(Dataset records)
* * * * * * * * *
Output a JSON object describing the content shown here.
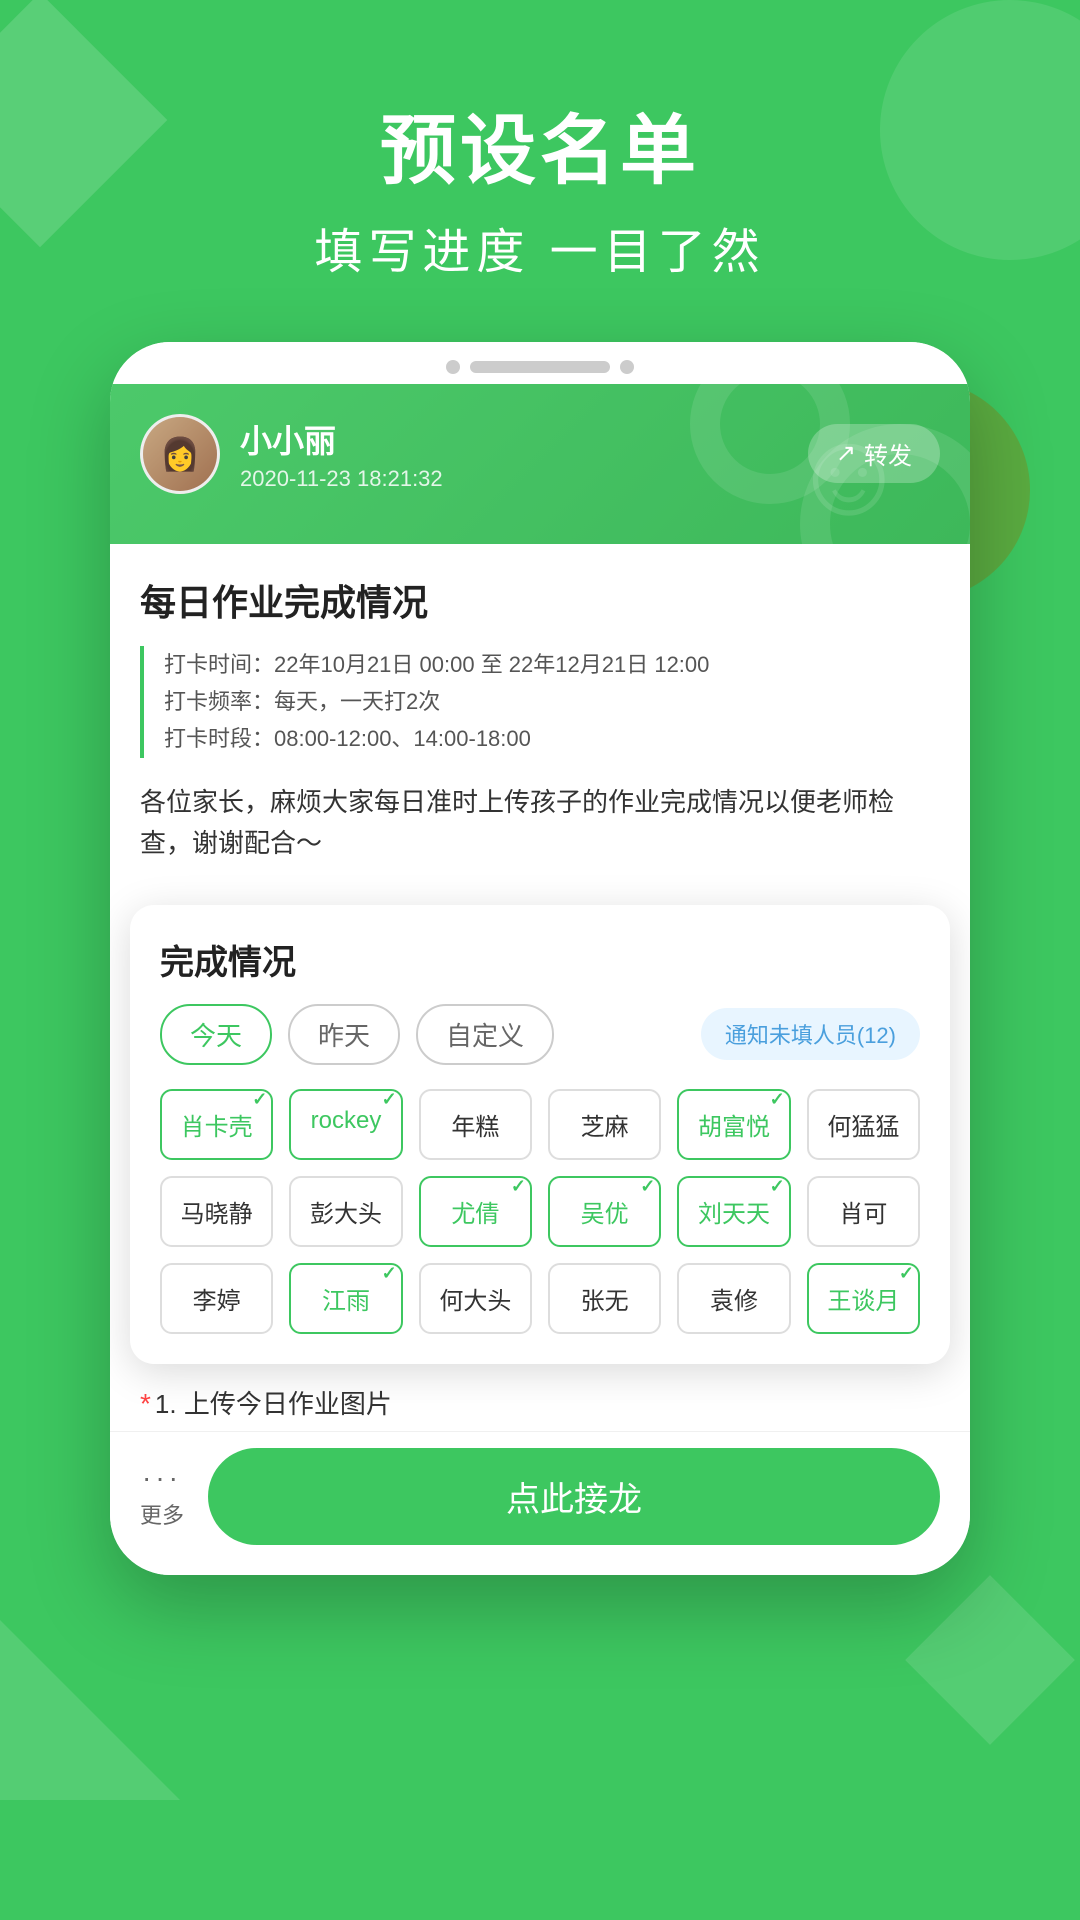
{
  "header": {
    "title": "预设名单",
    "subtitle": "填写进度 一目了然"
  },
  "card": {
    "user": {
      "name": "小小丽",
      "time": "2020-11-23 18:21:32",
      "avatar_emoji": "👩"
    },
    "forward_label": "转发",
    "content_title": "每日作业完成情况",
    "info_lines": [
      "打卡时间：22年10月21日 00:00 至 22年12月21日 12:00",
      "打卡频率：每天，一天打2次",
      "打卡时段：08:00-12:00、14:00-18:00"
    ],
    "description": "各位家长，麻烦大家每日准时上传孩子的作业完成情况以便老师检查，谢谢配合～"
  },
  "status": {
    "title": "完成情况",
    "filters": [
      {
        "label": "今天",
        "active": true
      },
      {
        "label": "昨天",
        "active": false
      },
      {
        "label": "自定义",
        "active": false
      }
    ],
    "notify_btn": "通知未填人员(12)",
    "names": [
      {
        "name": "肖卡壳",
        "checked": true
      },
      {
        "name": "rockey",
        "checked": true
      },
      {
        "name": "年糕",
        "checked": false
      },
      {
        "name": "芝麻",
        "checked": false
      },
      {
        "name": "胡富悦",
        "checked": true
      },
      {
        "name": "何猛猛",
        "checked": false
      },
      {
        "name": "马晓静",
        "checked": false
      },
      {
        "name": "彭大头",
        "checked": false
      },
      {
        "name": "尤倩",
        "checked": true
      },
      {
        "name": "吴优",
        "checked": true
      },
      {
        "name": "刘天天",
        "checked": true
      },
      {
        "name": "肖可",
        "checked": false
      },
      {
        "name": "李婷",
        "checked": false
      },
      {
        "name": "江雨",
        "checked": true
      },
      {
        "name": "何大头",
        "checked": false
      },
      {
        "name": "张无",
        "checked": false
      },
      {
        "name": "袁修",
        "checked": false
      },
      {
        "name": "王谈月",
        "checked": true
      }
    ]
  },
  "required_field": "1. 上传今日作业图片",
  "bottom": {
    "more_dots": "···",
    "more_label": "更多",
    "submit_label": "点此接龙"
  }
}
* * * * * * * * *
Problem description
Pictures are not part of the copy; output everything else in the records exactly.

Result below
Output a JSON object describing the content shown here.
{
  "header": {
    "title": "预设名单",
    "subtitle": "填写进度 一目了然"
  },
  "card": {
    "user": {
      "name": "小小丽",
      "time": "2020-11-23 18:21:32",
      "avatar_emoji": "👩"
    },
    "forward_label": "转发",
    "content_title": "每日作业完成情况",
    "info_lines": [
      "打卡时间：22年10月21日 00:00 至 22年12月21日 12:00",
      "打卡频率：每天，一天打2次",
      "打卡时段：08:00-12:00、14:00-18:00"
    ],
    "description": "各位家长，麻烦大家每日准时上传孩子的作业完成情况以便老师检查，谢谢配合～"
  },
  "status": {
    "title": "完成情况",
    "filters": [
      {
        "label": "今天",
        "active": true
      },
      {
        "label": "昨天",
        "active": false
      },
      {
        "label": "自定义",
        "active": false
      }
    ],
    "notify_btn": "通知未填人员(12)",
    "names": [
      {
        "name": "肖卡壳",
        "checked": true
      },
      {
        "name": "rockey",
        "checked": true
      },
      {
        "name": "年糕",
        "checked": false
      },
      {
        "name": "芝麻",
        "checked": false
      },
      {
        "name": "胡富悦",
        "checked": true
      },
      {
        "name": "何猛猛",
        "checked": false
      },
      {
        "name": "马晓静",
        "checked": false
      },
      {
        "name": "彭大头",
        "checked": false
      },
      {
        "name": "尤倩",
        "checked": true
      },
      {
        "name": "吴优",
        "checked": true
      },
      {
        "name": "刘天天",
        "checked": true
      },
      {
        "name": "肖可",
        "checked": false
      },
      {
        "name": "李婷",
        "checked": false
      },
      {
        "name": "江雨",
        "checked": true
      },
      {
        "name": "何大头",
        "checked": false
      },
      {
        "name": "张无",
        "checked": false
      },
      {
        "name": "袁修",
        "checked": false
      },
      {
        "name": "王谈月",
        "checked": true
      }
    ]
  },
  "required_field": "1. 上传今日作业图片",
  "bottom": {
    "more_dots": "···",
    "more_label": "更多",
    "submit_label": "点此接龙"
  }
}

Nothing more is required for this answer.